**Task**.
Each record must be reproduced exactly as it is shown.

▬▬▬▬▬▬▬▬▬▬

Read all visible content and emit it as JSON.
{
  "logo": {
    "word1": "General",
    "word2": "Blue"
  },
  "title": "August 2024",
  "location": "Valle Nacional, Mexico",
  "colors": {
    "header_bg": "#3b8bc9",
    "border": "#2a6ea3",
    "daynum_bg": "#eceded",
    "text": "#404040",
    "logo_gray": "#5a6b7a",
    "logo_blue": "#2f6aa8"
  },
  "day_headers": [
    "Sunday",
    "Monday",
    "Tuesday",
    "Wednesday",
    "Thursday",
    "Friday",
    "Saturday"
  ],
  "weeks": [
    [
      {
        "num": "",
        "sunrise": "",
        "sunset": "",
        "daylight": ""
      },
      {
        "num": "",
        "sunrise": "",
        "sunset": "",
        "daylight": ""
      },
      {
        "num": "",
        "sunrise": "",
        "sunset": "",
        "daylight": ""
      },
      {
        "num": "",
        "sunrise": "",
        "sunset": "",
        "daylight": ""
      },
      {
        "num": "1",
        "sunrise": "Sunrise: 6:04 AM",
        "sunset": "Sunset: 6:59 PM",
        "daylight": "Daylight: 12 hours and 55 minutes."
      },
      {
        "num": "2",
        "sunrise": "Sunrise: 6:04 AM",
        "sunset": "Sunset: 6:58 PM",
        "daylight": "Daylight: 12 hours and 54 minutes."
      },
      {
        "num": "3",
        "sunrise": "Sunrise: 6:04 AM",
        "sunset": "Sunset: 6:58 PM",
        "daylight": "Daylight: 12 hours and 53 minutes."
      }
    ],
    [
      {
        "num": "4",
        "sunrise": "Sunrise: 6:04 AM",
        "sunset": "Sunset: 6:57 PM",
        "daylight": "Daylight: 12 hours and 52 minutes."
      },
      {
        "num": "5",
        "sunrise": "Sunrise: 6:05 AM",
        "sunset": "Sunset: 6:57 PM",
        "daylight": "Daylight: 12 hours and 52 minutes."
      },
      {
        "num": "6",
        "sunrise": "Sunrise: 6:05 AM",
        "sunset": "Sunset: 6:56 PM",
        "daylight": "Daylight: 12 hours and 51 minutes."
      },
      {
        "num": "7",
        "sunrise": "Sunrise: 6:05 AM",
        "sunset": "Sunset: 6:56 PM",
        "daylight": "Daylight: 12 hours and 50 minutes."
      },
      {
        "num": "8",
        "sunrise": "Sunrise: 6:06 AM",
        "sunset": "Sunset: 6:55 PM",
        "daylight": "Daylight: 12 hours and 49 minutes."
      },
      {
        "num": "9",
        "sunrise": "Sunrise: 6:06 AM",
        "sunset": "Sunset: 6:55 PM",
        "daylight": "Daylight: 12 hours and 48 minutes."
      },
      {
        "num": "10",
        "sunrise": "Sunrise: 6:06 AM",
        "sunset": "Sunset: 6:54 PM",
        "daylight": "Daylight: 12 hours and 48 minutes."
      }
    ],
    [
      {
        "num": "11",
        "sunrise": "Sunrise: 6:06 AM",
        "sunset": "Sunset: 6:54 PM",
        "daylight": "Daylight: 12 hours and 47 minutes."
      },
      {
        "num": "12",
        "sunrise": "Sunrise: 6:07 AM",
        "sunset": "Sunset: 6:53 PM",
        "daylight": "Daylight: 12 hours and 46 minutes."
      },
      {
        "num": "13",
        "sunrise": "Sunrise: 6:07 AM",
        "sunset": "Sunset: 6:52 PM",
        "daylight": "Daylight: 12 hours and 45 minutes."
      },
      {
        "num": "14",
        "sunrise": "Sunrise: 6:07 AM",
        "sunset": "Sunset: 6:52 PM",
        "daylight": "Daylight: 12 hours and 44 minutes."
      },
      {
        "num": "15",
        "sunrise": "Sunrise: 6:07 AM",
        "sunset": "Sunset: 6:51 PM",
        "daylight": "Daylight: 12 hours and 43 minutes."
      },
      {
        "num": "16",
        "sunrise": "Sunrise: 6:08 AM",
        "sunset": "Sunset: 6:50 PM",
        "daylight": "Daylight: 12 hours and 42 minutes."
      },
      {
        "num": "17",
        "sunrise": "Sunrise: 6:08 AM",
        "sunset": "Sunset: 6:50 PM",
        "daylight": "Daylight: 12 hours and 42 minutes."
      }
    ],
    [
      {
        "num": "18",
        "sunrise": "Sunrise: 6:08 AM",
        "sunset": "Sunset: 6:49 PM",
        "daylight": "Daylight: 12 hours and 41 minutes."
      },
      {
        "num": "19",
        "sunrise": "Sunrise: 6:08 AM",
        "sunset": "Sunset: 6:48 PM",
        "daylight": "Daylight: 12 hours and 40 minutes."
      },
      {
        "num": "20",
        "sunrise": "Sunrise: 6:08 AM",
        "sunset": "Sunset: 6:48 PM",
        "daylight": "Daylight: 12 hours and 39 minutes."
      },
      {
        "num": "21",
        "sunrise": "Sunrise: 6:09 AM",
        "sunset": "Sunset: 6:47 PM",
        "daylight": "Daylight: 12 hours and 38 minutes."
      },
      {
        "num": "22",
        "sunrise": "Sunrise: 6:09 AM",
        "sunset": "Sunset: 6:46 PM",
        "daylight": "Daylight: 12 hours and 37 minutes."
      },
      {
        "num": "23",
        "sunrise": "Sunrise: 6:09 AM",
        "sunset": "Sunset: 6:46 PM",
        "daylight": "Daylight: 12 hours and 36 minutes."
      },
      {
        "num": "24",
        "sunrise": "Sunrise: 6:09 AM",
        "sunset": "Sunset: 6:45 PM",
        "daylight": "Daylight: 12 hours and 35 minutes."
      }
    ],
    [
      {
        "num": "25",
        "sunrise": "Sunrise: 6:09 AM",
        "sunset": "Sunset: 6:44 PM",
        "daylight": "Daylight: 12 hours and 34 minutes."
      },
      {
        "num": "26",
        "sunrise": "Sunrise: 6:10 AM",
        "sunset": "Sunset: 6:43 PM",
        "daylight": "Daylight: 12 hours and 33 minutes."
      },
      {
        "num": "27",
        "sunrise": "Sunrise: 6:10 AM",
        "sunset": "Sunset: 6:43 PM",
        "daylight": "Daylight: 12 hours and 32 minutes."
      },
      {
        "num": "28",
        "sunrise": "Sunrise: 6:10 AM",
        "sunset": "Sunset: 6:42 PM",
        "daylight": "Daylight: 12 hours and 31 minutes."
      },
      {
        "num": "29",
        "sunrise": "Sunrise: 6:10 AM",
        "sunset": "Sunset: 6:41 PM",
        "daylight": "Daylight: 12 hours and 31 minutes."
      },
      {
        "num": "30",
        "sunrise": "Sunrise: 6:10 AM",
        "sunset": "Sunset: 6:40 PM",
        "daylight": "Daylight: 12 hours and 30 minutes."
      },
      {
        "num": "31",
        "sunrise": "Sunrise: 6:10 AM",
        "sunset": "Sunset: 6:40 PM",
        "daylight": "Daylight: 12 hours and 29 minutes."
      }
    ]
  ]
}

▬▬▬▬▬▬▬▬▬▬

**Result**.
Read all visible content and emit it as JSON.
{
  "logo": {
    "word1": "General",
    "word2": "Blue"
  },
  "title": "August 2024",
  "location": "Valle Nacional, Mexico",
  "colors": {
    "header_bg": "#3b8bc9",
    "border": "#2a6ea3",
    "daynum_bg": "#eceded",
    "text": "#404040",
    "logo_gray": "#5a6b7a",
    "logo_blue": "#2f6aa8"
  },
  "day_headers": [
    "Sunday",
    "Monday",
    "Tuesday",
    "Wednesday",
    "Thursday",
    "Friday",
    "Saturday"
  ],
  "weeks": [
    [
      {
        "num": "",
        "sunrise": "",
        "sunset": "",
        "daylight": ""
      },
      {
        "num": "",
        "sunrise": "",
        "sunset": "",
        "daylight": ""
      },
      {
        "num": "",
        "sunrise": "",
        "sunset": "",
        "daylight": ""
      },
      {
        "num": "",
        "sunrise": "",
        "sunset": "",
        "daylight": ""
      },
      {
        "num": "1",
        "sunrise": "Sunrise: 6:04 AM",
        "sunset": "Sunset: 6:59 PM",
        "daylight": "Daylight: 12 hours and 55 minutes."
      },
      {
        "num": "2",
        "sunrise": "Sunrise: 6:04 AM",
        "sunset": "Sunset: 6:58 PM",
        "daylight": "Daylight: 12 hours and 54 minutes."
      },
      {
        "num": "3",
        "sunrise": "Sunrise: 6:04 AM",
        "sunset": "Sunset: 6:58 PM",
        "daylight": "Daylight: 12 hours and 53 minutes."
      }
    ],
    [
      {
        "num": "4",
        "sunrise": "Sunrise: 6:04 AM",
        "sunset": "Sunset: 6:57 PM",
        "daylight": "Daylight: 12 hours and 52 minutes."
      },
      {
        "num": "5",
        "sunrise": "Sunrise: 6:05 AM",
        "sunset": "Sunset: 6:57 PM",
        "daylight": "Daylight: 12 hours and 52 minutes."
      },
      {
        "num": "6",
        "sunrise": "Sunrise: 6:05 AM",
        "sunset": "Sunset: 6:56 PM",
        "daylight": "Daylight: 12 hours and 51 minutes."
      },
      {
        "num": "7",
        "sunrise": "Sunrise: 6:05 AM",
        "sunset": "Sunset: 6:56 PM",
        "daylight": "Daylight: 12 hours and 50 minutes."
      },
      {
        "num": "8",
        "sunrise": "Sunrise: 6:06 AM",
        "sunset": "Sunset: 6:55 PM",
        "daylight": "Daylight: 12 hours and 49 minutes."
      },
      {
        "num": "9",
        "sunrise": "Sunrise: 6:06 AM",
        "sunset": "Sunset: 6:55 PM",
        "daylight": "Daylight: 12 hours and 48 minutes."
      },
      {
        "num": "10",
        "sunrise": "Sunrise: 6:06 AM",
        "sunset": "Sunset: 6:54 PM",
        "daylight": "Daylight: 12 hours and 48 minutes."
      }
    ],
    [
      {
        "num": "11",
        "sunrise": "Sunrise: 6:06 AM",
        "sunset": "Sunset: 6:54 PM",
        "daylight": "Daylight: 12 hours and 47 minutes."
      },
      {
        "num": "12",
        "sunrise": "Sunrise: 6:07 AM",
        "sunset": "Sunset: 6:53 PM",
        "daylight": "Daylight: 12 hours and 46 minutes."
      },
      {
        "num": "13",
        "sunrise": "Sunrise: 6:07 AM",
        "sunset": "Sunset: 6:52 PM",
        "daylight": "Daylight: 12 hours and 45 minutes."
      },
      {
        "num": "14",
        "sunrise": "Sunrise: 6:07 AM",
        "sunset": "Sunset: 6:52 PM",
        "daylight": "Daylight: 12 hours and 44 minutes."
      },
      {
        "num": "15",
        "sunrise": "Sunrise: 6:07 AM",
        "sunset": "Sunset: 6:51 PM",
        "daylight": "Daylight: 12 hours and 43 minutes."
      },
      {
        "num": "16",
        "sunrise": "Sunrise: 6:08 AM",
        "sunset": "Sunset: 6:50 PM",
        "daylight": "Daylight: 12 hours and 42 minutes."
      },
      {
        "num": "17",
        "sunrise": "Sunrise: 6:08 AM",
        "sunset": "Sunset: 6:50 PM",
        "daylight": "Daylight: 12 hours and 42 minutes."
      }
    ],
    [
      {
        "num": "18",
        "sunrise": "Sunrise: 6:08 AM",
        "sunset": "Sunset: 6:49 PM",
        "daylight": "Daylight: 12 hours and 41 minutes."
      },
      {
        "num": "19",
        "sunrise": "Sunrise: 6:08 AM",
        "sunset": "Sunset: 6:48 PM",
        "daylight": "Daylight: 12 hours and 40 minutes."
      },
      {
        "num": "20",
        "sunrise": "Sunrise: 6:08 AM",
        "sunset": "Sunset: 6:48 PM",
        "daylight": "Daylight: 12 hours and 39 minutes."
      },
      {
        "num": "21",
        "sunrise": "Sunrise: 6:09 AM",
        "sunset": "Sunset: 6:47 PM",
        "daylight": "Daylight: 12 hours and 38 minutes."
      },
      {
        "num": "22",
        "sunrise": "Sunrise: 6:09 AM",
        "sunset": "Sunset: 6:46 PM",
        "daylight": "Daylight: 12 hours and 37 minutes."
      },
      {
        "num": "23",
        "sunrise": "Sunrise: 6:09 AM",
        "sunset": "Sunset: 6:46 PM",
        "daylight": "Daylight: 12 hours and 36 minutes."
      },
      {
        "num": "24",
        "sunrise": "Sunrise: 6:09 AM",
        "sunset": "Sunset: 6:45 PM",
        "daylight": "Daylight: 12 hours and 35 minutes."
      }
    ],
    [
      {
        "num": "25",
        "sunrise": "Sunrise: 6:09 AM",
        "sunset": "Sunset: 6:44 PM",
        "daylight": "Daylight: 12 hours and 34 minutes."
      },
      {
        "num": "26",
        "sunrise": "Sunrise: 6:10 AM",
        "sunset": "Sunset: 6:43 PM",
        "daylight": "Daylight: 12 hours and 33 minutes."
      },
      {
        "num": "27",
        "sunrise": "Sunrise: 6:10 AM",
        "sunset": "Sunset: 6:43 PM",
        "daylight": "Daylight: 12 hours and 32 minutes."
      },
      {
        "num": "28",
        "sunrise": "Sunrise: 6:10 AM",
        "sunset": "Sunset: 6:42 PM",
        "daylight": "Daylight: 12 hours and 31 minutes."
      },
      {
        "num": "29",
        "sunrise": "Sunrise: 6:10 AM",
        "sunset": "Sunset: 6:41 PM",
        "daylight": "Daylight: 12 hours and 31 minutes."
      },
      {
        "num": "30",
        "sunrise": "Sunrise: 6:10 AM",
        "sunset": "Sunset: 6:40 PM",
        "daylight": "Daylight: 12 hours and 30 minutes."
      },
      {
        "num": "31",
        "sunrise": "Sunrise: 6:10 AM",
        "sunset": "Sunset: 6:40 PM",
        "daylight": "Daylight: 12 hours and 29 minutes."
      }
    ]
  ]
}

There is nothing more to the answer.